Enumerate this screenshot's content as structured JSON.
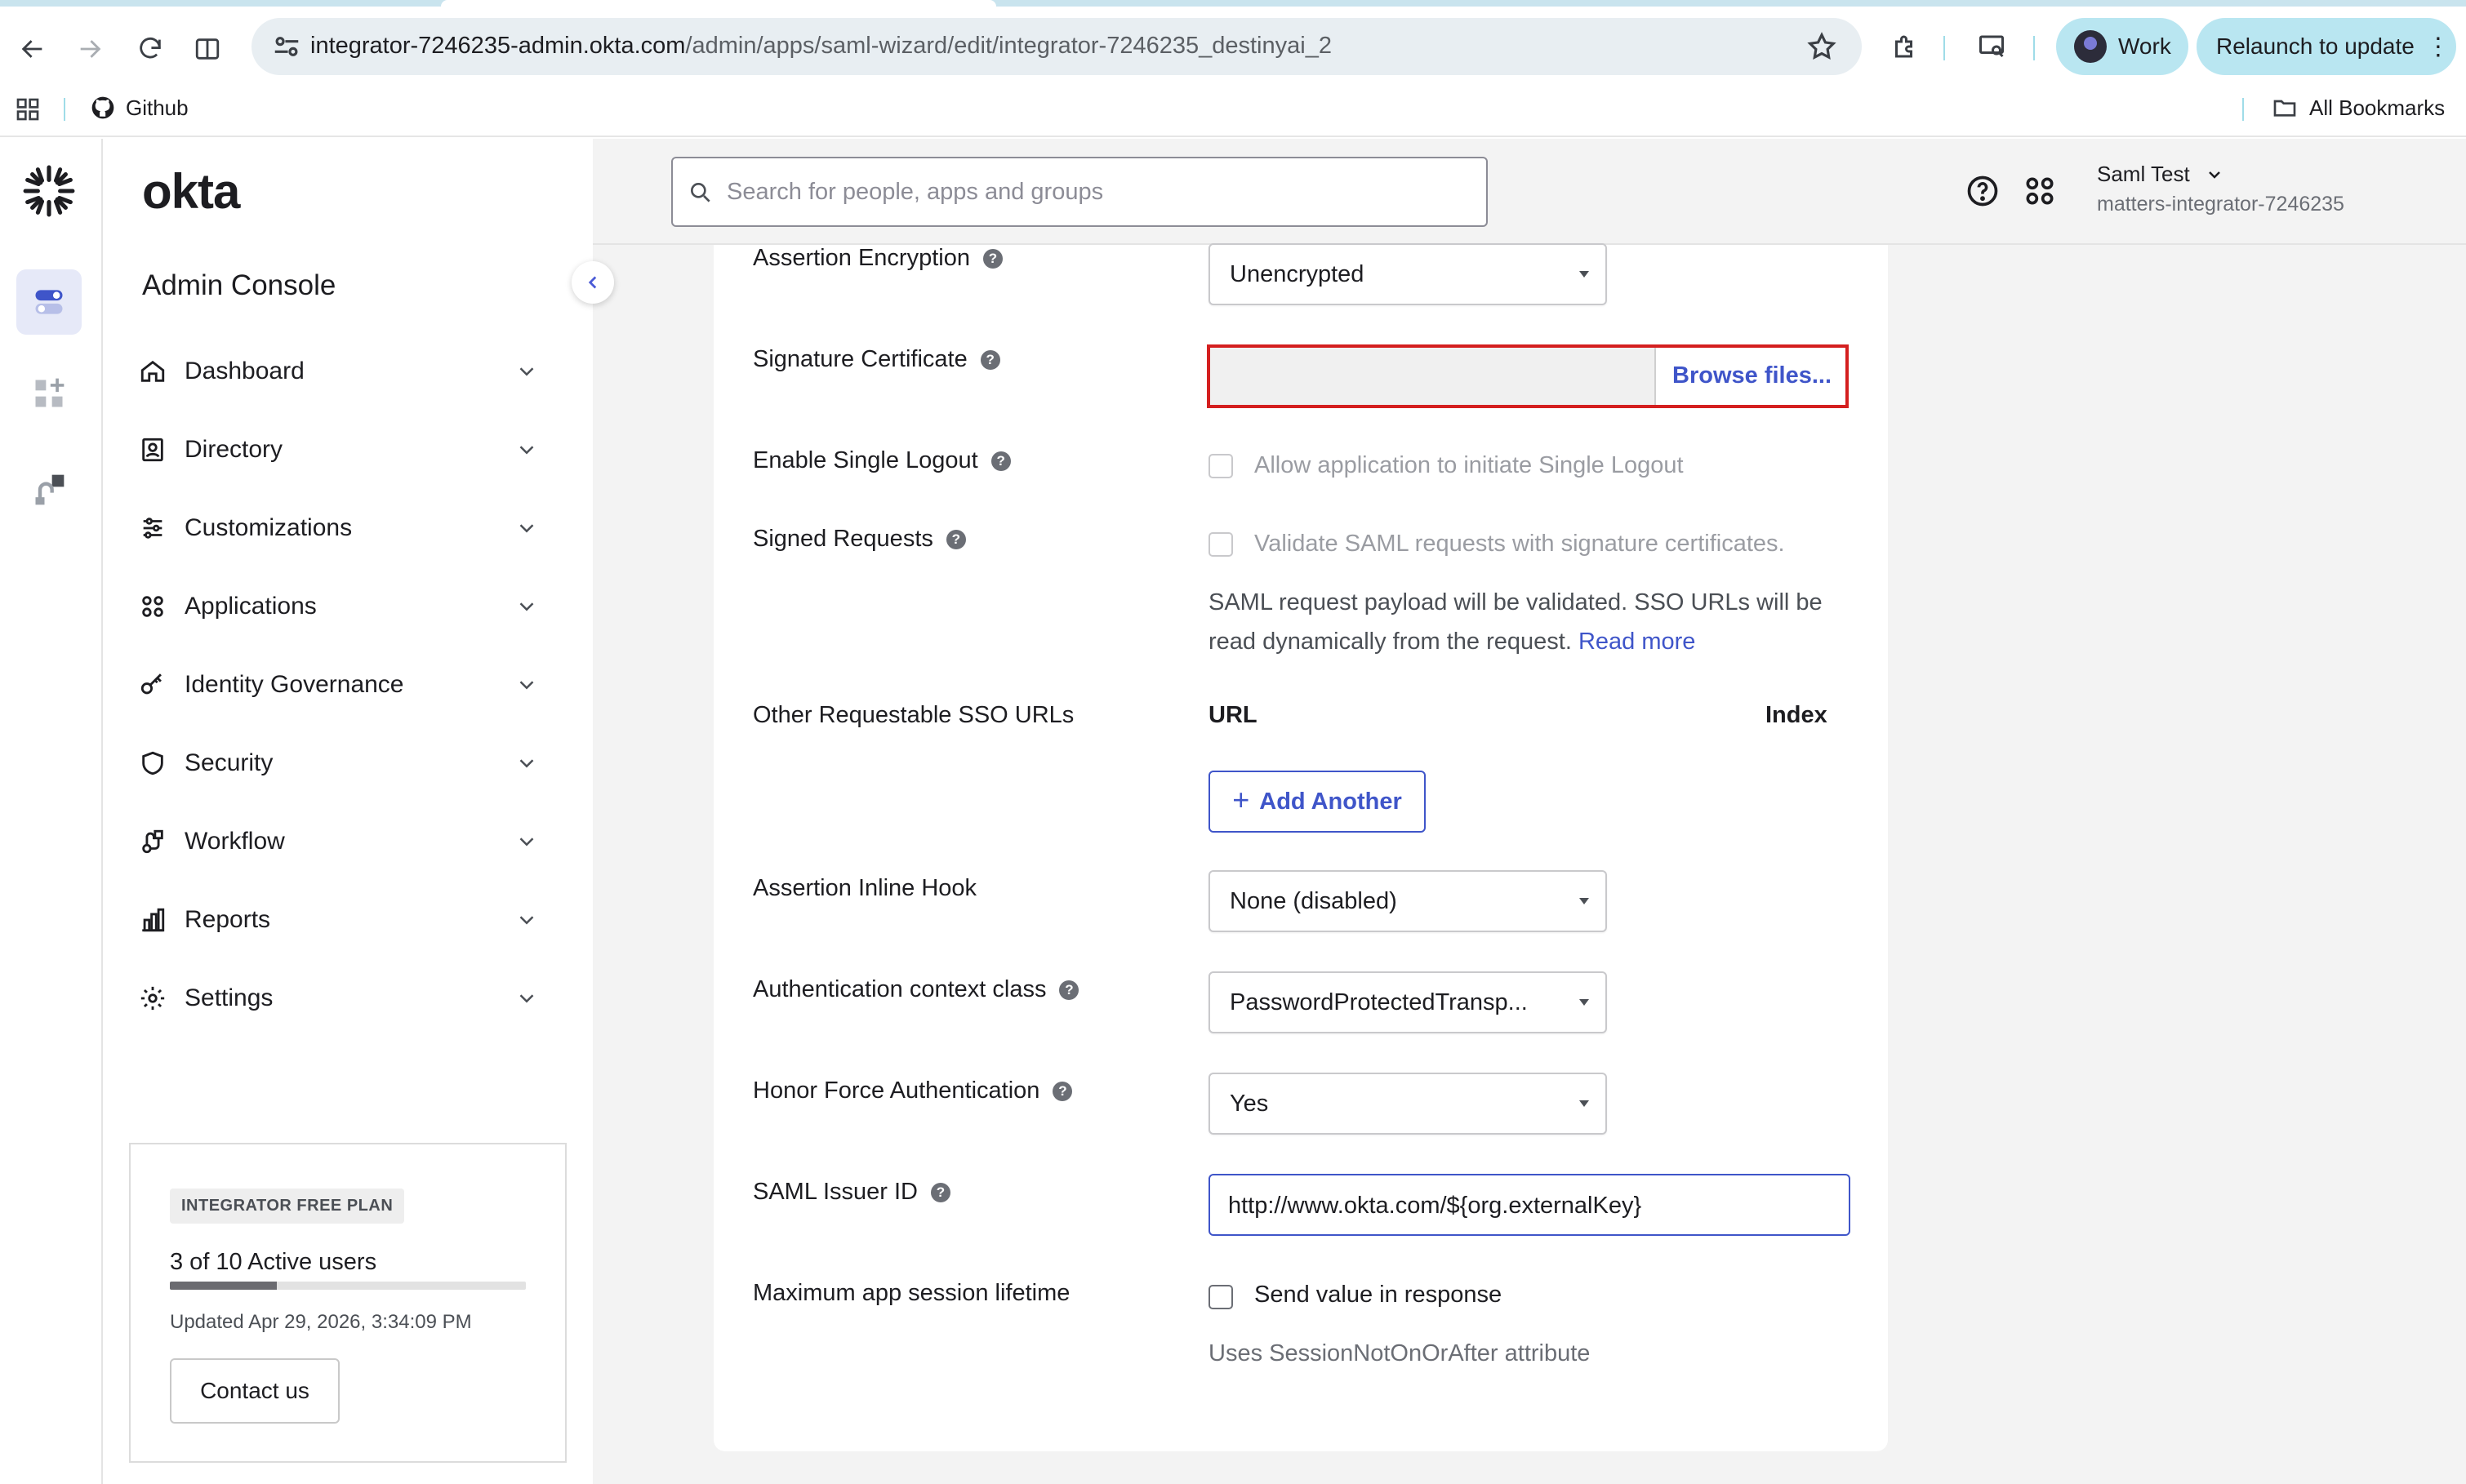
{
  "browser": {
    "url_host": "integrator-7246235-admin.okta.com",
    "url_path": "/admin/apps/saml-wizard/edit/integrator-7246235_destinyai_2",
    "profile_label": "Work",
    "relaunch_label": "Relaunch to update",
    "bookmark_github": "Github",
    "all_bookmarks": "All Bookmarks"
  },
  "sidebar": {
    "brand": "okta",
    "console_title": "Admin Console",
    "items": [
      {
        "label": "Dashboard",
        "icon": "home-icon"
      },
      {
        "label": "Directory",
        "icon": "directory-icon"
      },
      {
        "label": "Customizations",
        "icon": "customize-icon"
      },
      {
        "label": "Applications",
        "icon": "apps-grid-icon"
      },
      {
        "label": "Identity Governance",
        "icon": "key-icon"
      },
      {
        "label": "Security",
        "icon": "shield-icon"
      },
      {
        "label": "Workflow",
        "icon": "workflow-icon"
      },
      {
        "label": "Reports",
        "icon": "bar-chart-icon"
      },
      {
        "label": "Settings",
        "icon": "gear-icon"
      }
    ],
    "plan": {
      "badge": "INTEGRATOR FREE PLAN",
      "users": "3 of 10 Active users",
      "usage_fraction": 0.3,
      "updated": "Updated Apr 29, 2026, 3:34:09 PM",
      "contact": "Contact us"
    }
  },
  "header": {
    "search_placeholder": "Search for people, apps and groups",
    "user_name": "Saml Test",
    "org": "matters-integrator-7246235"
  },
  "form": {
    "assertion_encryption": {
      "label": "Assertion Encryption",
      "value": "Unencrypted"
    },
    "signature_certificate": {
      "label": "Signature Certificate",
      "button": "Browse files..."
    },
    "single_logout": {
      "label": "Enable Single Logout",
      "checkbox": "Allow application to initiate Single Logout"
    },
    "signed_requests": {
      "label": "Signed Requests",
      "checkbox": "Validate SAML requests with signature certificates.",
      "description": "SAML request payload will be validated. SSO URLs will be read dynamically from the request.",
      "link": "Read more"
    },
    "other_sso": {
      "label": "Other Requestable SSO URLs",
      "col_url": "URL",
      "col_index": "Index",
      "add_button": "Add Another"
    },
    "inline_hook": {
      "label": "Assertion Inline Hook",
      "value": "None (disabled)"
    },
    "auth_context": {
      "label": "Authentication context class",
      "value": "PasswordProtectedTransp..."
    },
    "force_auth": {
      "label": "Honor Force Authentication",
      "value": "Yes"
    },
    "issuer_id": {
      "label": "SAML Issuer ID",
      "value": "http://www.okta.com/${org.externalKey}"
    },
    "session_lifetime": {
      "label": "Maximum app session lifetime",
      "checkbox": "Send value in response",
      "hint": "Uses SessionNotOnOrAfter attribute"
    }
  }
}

* * *

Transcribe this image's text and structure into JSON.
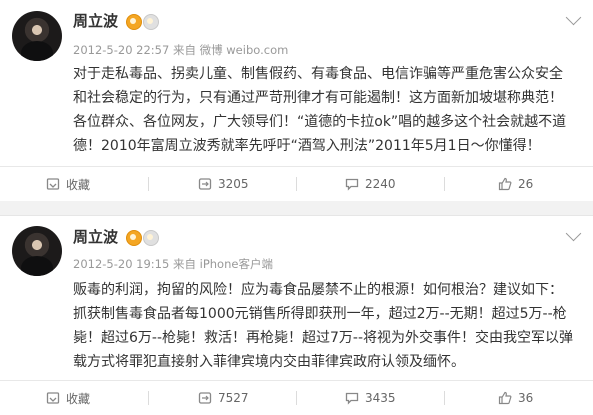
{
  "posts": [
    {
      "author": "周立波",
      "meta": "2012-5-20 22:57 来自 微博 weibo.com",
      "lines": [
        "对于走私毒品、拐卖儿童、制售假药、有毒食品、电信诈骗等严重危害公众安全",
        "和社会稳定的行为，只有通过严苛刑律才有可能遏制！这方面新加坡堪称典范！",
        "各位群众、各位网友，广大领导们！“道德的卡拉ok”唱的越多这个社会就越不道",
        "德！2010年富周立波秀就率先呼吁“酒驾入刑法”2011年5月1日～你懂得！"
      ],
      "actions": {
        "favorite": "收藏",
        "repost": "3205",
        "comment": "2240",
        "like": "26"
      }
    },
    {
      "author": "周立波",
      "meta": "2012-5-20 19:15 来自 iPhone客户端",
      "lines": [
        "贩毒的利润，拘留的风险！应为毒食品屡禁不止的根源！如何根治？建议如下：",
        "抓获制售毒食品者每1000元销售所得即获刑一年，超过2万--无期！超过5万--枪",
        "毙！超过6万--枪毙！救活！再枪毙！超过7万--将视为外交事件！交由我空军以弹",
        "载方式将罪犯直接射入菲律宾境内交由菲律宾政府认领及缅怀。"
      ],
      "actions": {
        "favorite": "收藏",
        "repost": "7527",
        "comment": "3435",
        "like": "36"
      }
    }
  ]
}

* * *

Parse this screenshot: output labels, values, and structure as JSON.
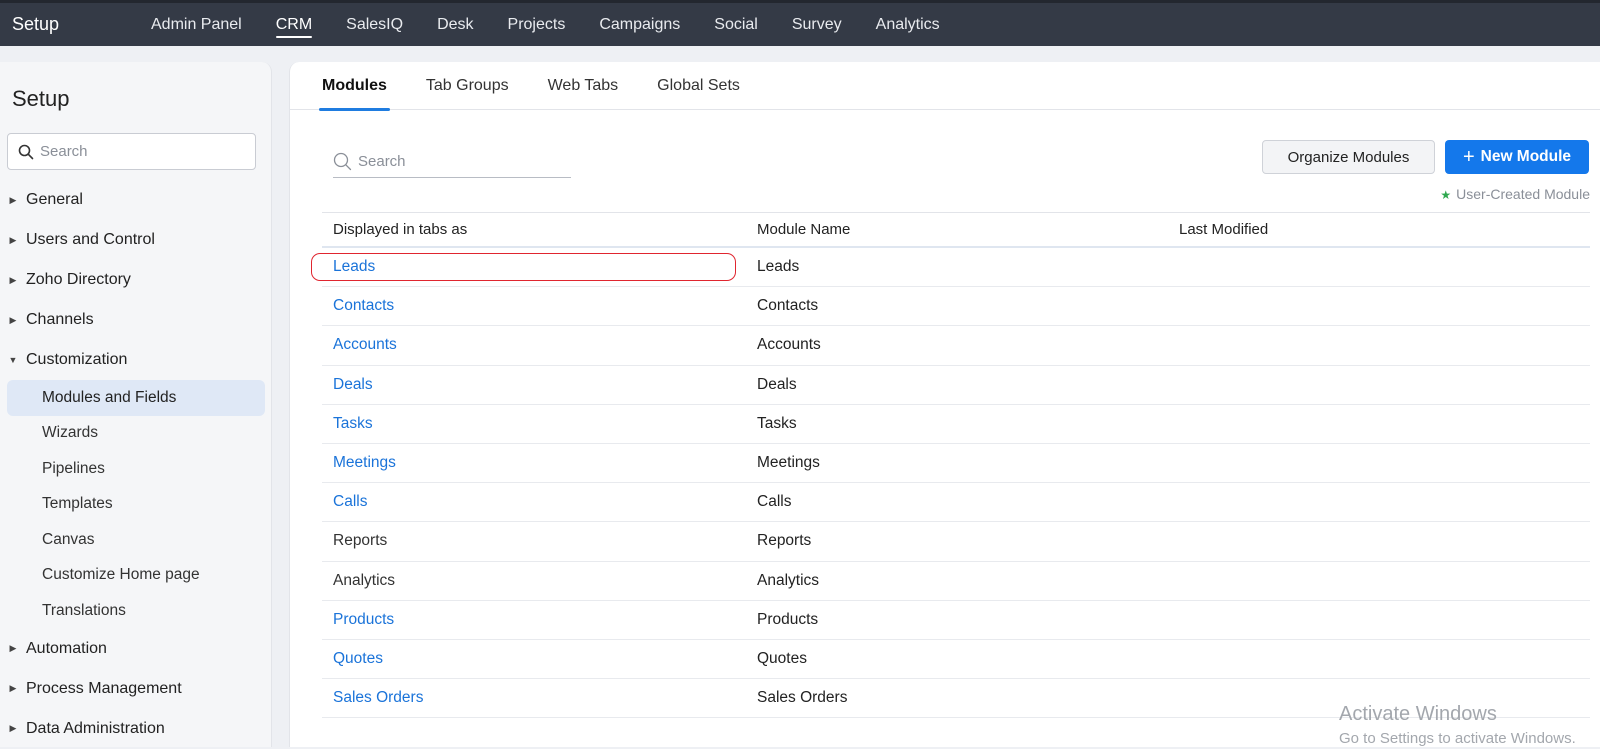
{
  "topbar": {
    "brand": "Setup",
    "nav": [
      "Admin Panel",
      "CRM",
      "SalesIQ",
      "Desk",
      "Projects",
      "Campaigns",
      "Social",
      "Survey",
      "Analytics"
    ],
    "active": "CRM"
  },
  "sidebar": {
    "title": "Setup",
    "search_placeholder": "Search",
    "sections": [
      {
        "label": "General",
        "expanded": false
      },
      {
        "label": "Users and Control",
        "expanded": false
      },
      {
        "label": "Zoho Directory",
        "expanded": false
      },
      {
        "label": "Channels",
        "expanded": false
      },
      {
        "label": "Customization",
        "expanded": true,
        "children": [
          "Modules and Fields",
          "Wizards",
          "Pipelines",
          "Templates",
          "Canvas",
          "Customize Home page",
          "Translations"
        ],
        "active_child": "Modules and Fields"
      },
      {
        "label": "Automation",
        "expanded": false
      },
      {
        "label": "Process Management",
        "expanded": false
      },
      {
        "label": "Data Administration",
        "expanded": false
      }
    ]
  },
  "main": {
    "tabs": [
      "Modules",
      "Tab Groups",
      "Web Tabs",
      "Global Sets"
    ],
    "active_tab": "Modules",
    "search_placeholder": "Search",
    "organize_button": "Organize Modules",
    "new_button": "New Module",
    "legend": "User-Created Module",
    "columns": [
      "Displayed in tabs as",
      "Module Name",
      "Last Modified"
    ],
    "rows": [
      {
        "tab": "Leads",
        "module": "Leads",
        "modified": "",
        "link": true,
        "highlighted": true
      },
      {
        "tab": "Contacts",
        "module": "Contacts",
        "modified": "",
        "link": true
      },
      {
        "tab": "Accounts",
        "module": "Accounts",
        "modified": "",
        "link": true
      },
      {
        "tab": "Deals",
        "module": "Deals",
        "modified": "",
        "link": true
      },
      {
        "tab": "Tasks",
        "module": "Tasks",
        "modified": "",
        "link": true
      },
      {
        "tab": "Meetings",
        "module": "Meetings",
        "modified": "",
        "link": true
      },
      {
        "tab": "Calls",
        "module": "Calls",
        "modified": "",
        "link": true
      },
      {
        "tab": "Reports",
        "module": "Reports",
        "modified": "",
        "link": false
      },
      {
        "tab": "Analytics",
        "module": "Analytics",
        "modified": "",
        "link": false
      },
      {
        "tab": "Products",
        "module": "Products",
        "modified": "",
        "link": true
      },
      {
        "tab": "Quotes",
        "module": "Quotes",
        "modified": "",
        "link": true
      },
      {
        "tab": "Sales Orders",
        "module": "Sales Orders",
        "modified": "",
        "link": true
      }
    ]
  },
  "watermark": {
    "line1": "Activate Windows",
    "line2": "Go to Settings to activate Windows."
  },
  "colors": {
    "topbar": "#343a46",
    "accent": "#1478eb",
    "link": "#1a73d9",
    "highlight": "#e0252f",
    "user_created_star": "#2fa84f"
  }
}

| EXERCISE PROMPT |
Show the lines of the records that include the string "Authentication".

| SOLUTION TO THE PROBLEM |
      "label": "Authentication context class",
      "label": "Honor Force Authentication",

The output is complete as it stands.